## Start RECORDS FOR PROCESSING
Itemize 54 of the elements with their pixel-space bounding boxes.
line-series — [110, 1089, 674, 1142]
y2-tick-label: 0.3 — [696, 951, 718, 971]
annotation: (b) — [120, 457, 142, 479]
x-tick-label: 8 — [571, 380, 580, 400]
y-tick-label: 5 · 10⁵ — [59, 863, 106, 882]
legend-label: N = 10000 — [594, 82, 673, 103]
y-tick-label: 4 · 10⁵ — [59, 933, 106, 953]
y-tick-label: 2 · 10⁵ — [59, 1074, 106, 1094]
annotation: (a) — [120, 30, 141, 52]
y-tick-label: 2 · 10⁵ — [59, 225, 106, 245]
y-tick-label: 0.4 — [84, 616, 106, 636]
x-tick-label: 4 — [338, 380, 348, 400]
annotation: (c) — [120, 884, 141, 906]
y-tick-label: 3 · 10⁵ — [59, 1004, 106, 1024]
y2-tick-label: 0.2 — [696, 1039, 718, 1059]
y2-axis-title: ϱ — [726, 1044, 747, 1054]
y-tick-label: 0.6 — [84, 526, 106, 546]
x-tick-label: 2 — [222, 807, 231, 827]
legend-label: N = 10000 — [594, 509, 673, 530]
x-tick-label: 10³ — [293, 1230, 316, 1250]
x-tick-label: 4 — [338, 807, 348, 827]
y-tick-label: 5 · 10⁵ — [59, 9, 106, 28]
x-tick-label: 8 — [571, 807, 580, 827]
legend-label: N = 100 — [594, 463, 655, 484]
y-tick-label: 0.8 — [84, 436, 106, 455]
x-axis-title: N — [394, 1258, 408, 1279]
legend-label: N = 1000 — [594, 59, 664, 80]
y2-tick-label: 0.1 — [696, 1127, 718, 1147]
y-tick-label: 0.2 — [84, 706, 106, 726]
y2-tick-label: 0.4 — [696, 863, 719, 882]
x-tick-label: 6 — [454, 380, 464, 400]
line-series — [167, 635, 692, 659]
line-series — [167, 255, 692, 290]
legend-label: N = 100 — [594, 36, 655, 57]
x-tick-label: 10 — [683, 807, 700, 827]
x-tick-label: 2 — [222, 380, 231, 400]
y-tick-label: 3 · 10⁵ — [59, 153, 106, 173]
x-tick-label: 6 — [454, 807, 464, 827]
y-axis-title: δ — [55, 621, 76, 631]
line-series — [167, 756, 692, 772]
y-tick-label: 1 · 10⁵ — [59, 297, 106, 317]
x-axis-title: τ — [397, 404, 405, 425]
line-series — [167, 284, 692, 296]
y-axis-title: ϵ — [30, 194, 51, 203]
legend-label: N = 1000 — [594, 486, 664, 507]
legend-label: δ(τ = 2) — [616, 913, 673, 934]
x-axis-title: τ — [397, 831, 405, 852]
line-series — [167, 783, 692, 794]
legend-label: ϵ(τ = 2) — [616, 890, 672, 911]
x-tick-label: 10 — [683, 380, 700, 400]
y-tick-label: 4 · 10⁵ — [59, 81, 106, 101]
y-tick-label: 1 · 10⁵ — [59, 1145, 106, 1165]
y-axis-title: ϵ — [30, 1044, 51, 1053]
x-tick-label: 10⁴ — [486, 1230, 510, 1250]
## End RECORDS FOR PROCESSING
## Start RECORDS FOR PROCESSING
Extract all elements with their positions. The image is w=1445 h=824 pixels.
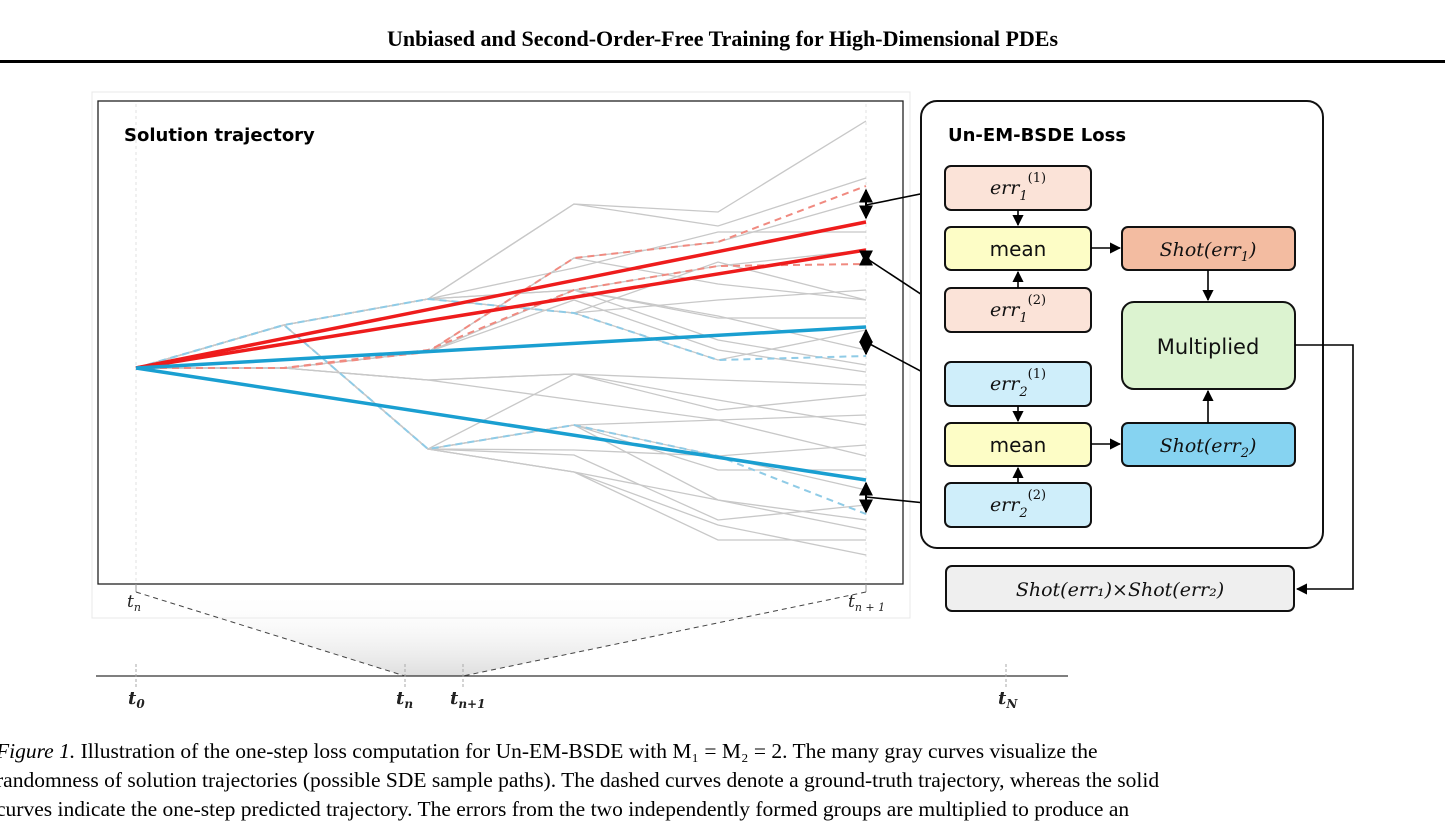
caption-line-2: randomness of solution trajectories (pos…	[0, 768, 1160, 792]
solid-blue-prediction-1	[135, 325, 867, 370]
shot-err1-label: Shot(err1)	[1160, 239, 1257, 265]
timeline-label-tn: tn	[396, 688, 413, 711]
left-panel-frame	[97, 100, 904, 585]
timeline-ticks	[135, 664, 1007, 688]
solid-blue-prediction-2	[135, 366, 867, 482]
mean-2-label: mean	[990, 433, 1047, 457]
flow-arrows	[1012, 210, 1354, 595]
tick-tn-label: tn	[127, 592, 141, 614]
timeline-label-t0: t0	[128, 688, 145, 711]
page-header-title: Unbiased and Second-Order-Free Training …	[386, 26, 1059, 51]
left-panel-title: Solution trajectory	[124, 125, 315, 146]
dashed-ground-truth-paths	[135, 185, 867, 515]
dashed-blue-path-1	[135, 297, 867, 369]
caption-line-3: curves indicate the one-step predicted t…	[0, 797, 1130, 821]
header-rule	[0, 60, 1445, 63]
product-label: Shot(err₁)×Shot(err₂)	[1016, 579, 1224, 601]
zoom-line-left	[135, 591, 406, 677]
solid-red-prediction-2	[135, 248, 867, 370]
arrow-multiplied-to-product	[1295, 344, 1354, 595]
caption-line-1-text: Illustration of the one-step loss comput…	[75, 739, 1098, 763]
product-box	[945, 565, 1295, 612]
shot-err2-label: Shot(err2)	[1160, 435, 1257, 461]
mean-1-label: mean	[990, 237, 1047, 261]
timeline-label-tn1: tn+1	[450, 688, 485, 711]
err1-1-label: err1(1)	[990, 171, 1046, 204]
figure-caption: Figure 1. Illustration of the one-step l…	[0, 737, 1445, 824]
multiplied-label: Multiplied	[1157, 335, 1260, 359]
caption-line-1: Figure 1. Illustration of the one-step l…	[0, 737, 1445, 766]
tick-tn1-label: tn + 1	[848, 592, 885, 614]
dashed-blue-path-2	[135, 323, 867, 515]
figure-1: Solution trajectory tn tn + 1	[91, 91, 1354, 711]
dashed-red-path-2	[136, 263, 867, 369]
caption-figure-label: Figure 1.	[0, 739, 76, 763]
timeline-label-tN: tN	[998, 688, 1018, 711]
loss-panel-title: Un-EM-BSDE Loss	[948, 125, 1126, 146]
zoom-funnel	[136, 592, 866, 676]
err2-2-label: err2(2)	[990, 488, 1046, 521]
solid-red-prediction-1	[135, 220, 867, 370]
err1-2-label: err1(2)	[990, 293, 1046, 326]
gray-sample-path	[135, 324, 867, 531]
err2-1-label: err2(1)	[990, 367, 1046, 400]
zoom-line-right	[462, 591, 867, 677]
## End RECORDS FOR PROCESSING
## PROBLEM STATEMENT
Transcribe the material starting with the line containing "caption-line-2: randomness of" and going on through the line containing "664, 1007, 688]", both of those lines included.

## EXERCISE RESPONSE
caption-line-2: randomness of solution trajectories (pos…	[0, 768, 1160, 792]
solid-blue-prediction-1	[135, 325, 867, 370]
shot-err1-label: Shot(err1)	[1160, 239, 1257, 265]
timeline-label-tn: tn	[396, 688, 413, 711]
left-panel-frame	[97, 100, 904, 585]
timeline-ticks	[135, 664, 1007, 688]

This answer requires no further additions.